» **Short exercise**
Nothing in the data should change when you return it, but leave the pictures out.

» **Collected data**
^^^^^^^^

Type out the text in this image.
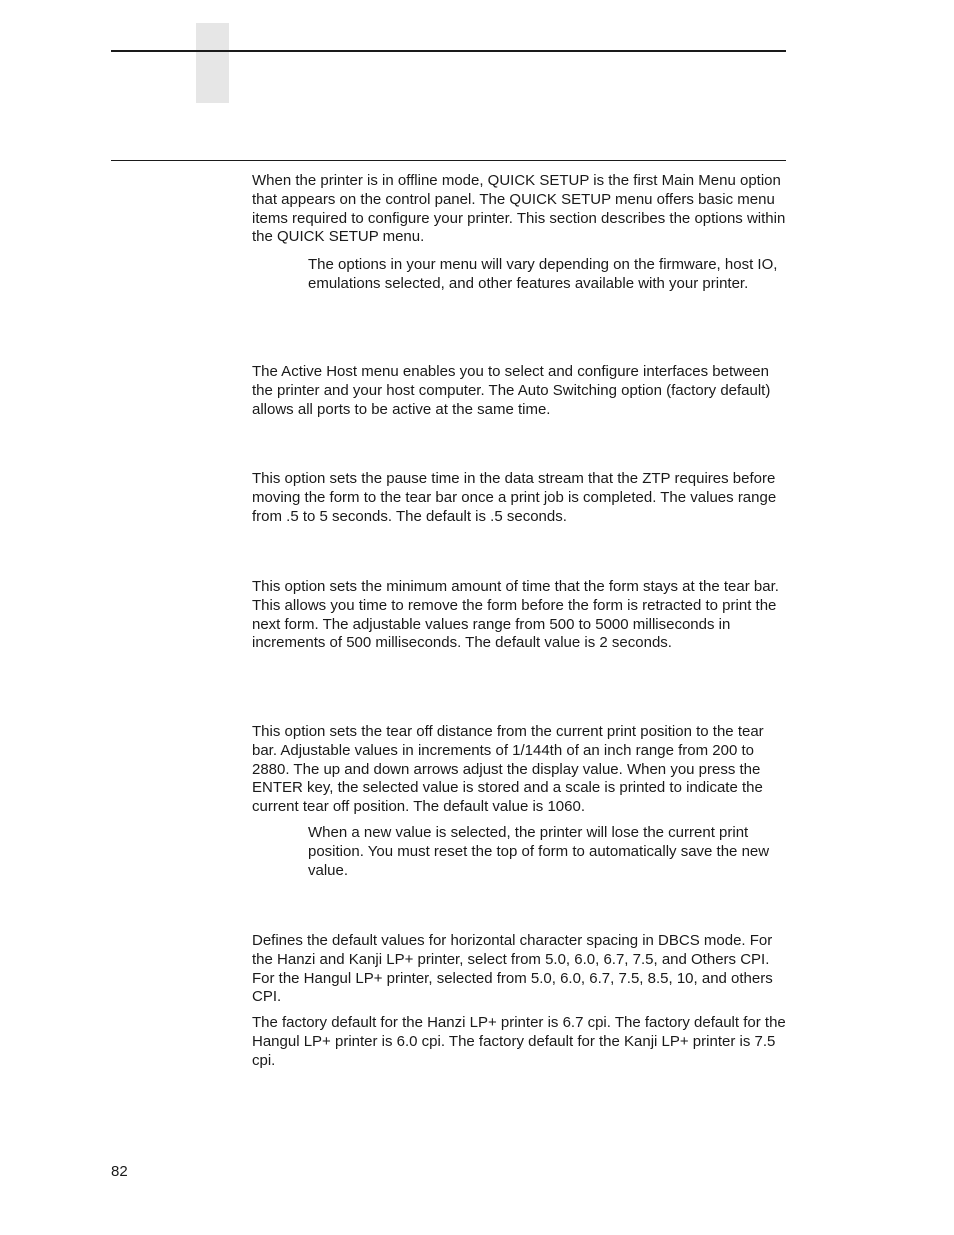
When the printer is in offline mode, QUICK SETUP is the first Main Menu option that appears on the control panel. The QUICK SETUP menu offers basic menu items required to configure your printer. This section describes the options within the QUICK SETUP menu.

The options in your menu will vary depending on the firmware, host IO, emulations selected, and other features available with your printer.

The Active Host menu enables you to select and configure interfaces between the printer and your host computer. The Auto Switching option (factory default) allows all ports to be active at the same time.

This option sets the pause time in the data stream that the ZTP requires before moving the form to the tear bar once a print job is completed. The values range from .5 to 5 seconds. The default is .5 seconds.

This option sets the minimum amount of time that the form stays at the tear bar. This allows you time to remove the form before the form is retracted to print the next form. The adjustable values range from 500 to 5000 milliseconds in increments of 500 milliseconds. The default value is 2 seconds.

This option sets the tear off distance from the current print position to the tear bar. Adjustable values in increments of 1/144th of an inch range from 200 to 2880. The up and down arrows adjust the display value. When you press the ENTER key, the selected value is stored and a scale is printed to indicate the current tear off position. The default value is 1060.

When a new value is selected, the printer will lose the current print position. You must reset the top of form to automatically save the new value.

Defines the default values for horizontal character spacing in DBCS mode. For the Hanzi and Kanji LP+ printer, select from 5.0, 6.0, 6.7, 7.5, and Others CPI. For the Hangul LP+ printer, selected from 5.0, 6.0, 6.7, 7.5, 8.5, 10, and others CPI.

The factory default for the Hanzi LP+ printer is 6.7 cpi. The factory default for the Hangul LP+ printer is 6.0 cpi. The factory default for the Kanji LP+ printer is 7.5 cpi.

82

^^^^^^^^

» **Response to the task**
Type out the text in this image.
When the printer is in offline mode, QUICK SETUP is the first Main Menu option that appears on the control panel. The QUICK SETUP menu offers basic menu items required to configure your printer. This section describes the options within the QUICK SETUP menu.

The options in your menu will vary depending on the firmware, host IO, emulations selected, and other features available with your printer.

The Active Host menu enables you to select and configure interfaces between the printer and your host computer. The Auto Switching option (factory default) allows all ports to be active at the same time.

This option sets the pause time in the data stream that the ZTP requires before moving the form to the tear bar once a print job is completed. The values range from .5 to 5 seconds. The default is .5 seconds.

This option sets the minimum amount of time that the form stays at the tear bar. This allows you time to remove the form before the form is retracted to print the next form. The adjustable values range from 500 to 5000 milliseconds in increments of 500 milliseconds. The default value is 2 seconds.

This option sets the tear off distance from the current print position to the tear bar. Adjustable values in increments of 1/144th of an inch range from 200 to 2880. The up and down arrows adjust the display value. When you press the ENTER key, the selected value is stored and a scale is printed to indicate the current tear off position. The default value is 1060.

When a new value is selected, the printer will lose the current print position. You must reset the top of form to automatically save the new value.

Defines the default values for horizontal character spacing in DBCS mode. For the Hanzi and Kanji LP+ printer, select from 5.0, 6.0, 6.7, 7.5, and Others CPI. For the Hangul LP+ printer, selected from 5.0, 6.0, 6.7, 7.5, 8.5, 10, and others CPI.

The factory default for the Hanzi LP+ printer is 6.7 cpi. The factory default for the Hangul LP+ printer is 6.0 cpi. The factory default for the Kanji LP+ printer is 7.5 cpi.

82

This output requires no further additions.